> The request
For the listing below, give the count of lines containing the string "JSON" and nothing else.

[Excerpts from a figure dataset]
/---
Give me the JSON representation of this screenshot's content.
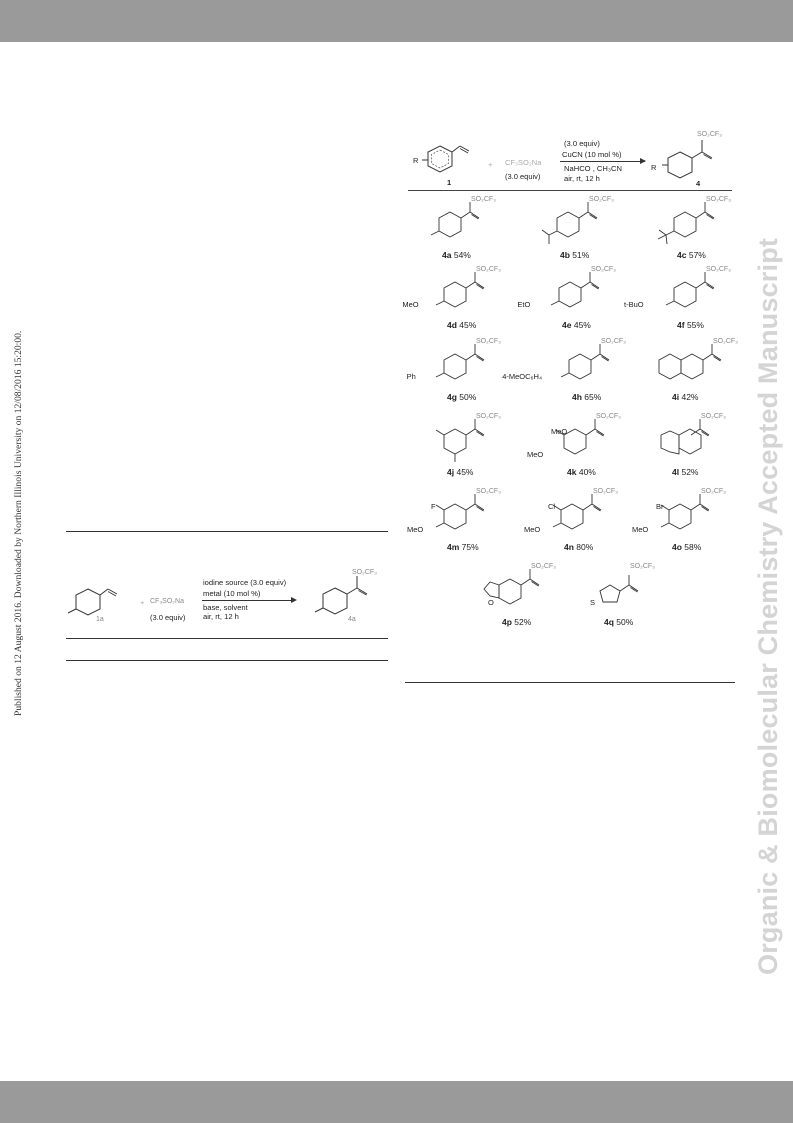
{
  "sidebar": {
    "published_note": "Published on 12 August 2016. Downloaded by Northern Illinois University on 12/08/2016 15:20:00.",
    "journal_watermark": "Organic & Biomolecular Chemistry Accepted Manuscript"
  },
  "scheme2": {
    "r_label": "R",
    "reagent": "CF₃SO₂Na",
    "reagent_equiv": "(3.0 equiv)",
    "start_label": "1",
    "product_label": "4",
    "cond_line1": "(3.0 equiv)",
    "cond_line2": "CuCN (10 mol %)",
    "cond_line3": "NaHCO , CH₃CN",
    "cond_line4": "air, rt, 12 h",
    "plus": "+",
    "products": [
      {
        "id": "4a",
        "yield": "54%"
      },
      {
        "id": "4b",
        "yield": "51%"
      },
      {
        "id": "4c",
        "yield": "57%"
      },
      {
        "id": "4d",
        "yield": "45%",
        "sub": "MeO"
      },
      {
        "id": "4e",
        "yield": "45%",
        "sub": "EtO"
      },
      {
        "id": "4f",
        "yield": "55%",
        "sub": "t-BuO"
      },
      {
        "id": "4g",
        "yield": "50%",
        "sub": "Ph"
      },
      {
        "id": "4h",
        "yield": "65%",
        "sub": "4-MeOC₆H₄"
      },
      {
        "id": "4i",
        "yield": "42%"
      },
      {
        "id": "4j",
        "yield": "45%"
      },
      {
        "id": "4k",
        "yield": "40%",
        "sub1": "MeO",
        "sub2": "MeO"
      },
      {
        "id": "4l",
        "yield": "52%"
      },
      {
        "id": "4m",
        "yield": "75%",
        "sub1": "F",
        "sub2": "MeO"
      },
      {
        "id": "4n",
        "yield": "80%",
        "sub1": "Cl",
        "sub2": "MeO"
      },
      {
        "id": "4o",
        "yield": "58%",
        "sub1": "Br",
        "sub2": "MeO"
      },
      {
        "id": "4p",
        "yield": "52%",
        "hetero": "O"
      },
      {
        "id": "4q",
        "yield": "50%",
        "hetero": "S"
      }
    ],
    "so2cf3": "SO₂CF₃"
  },
  "table1": {
    "start_label": "1a",
    "product_label": "4a",
    "reagent": "CF₃SO₂Na",
    "reagent_equiv": "(3.0 equiv)",
    "plus": "+",
    "cond_line1": "iodine source (3.0 equiv)",
    "cond_line2": "metal (10 mol %)",
    "cond_line3": "base, solvent",
    "cond_line4": "air, rt, 12 h",
    "so2cf3": "SO₂CF₃"
  }
}
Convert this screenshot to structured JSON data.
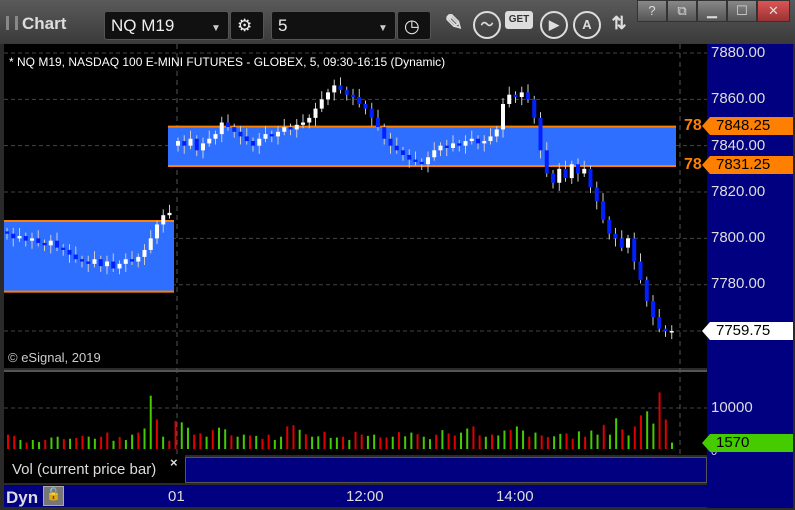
\---
> Solution for this exercise
2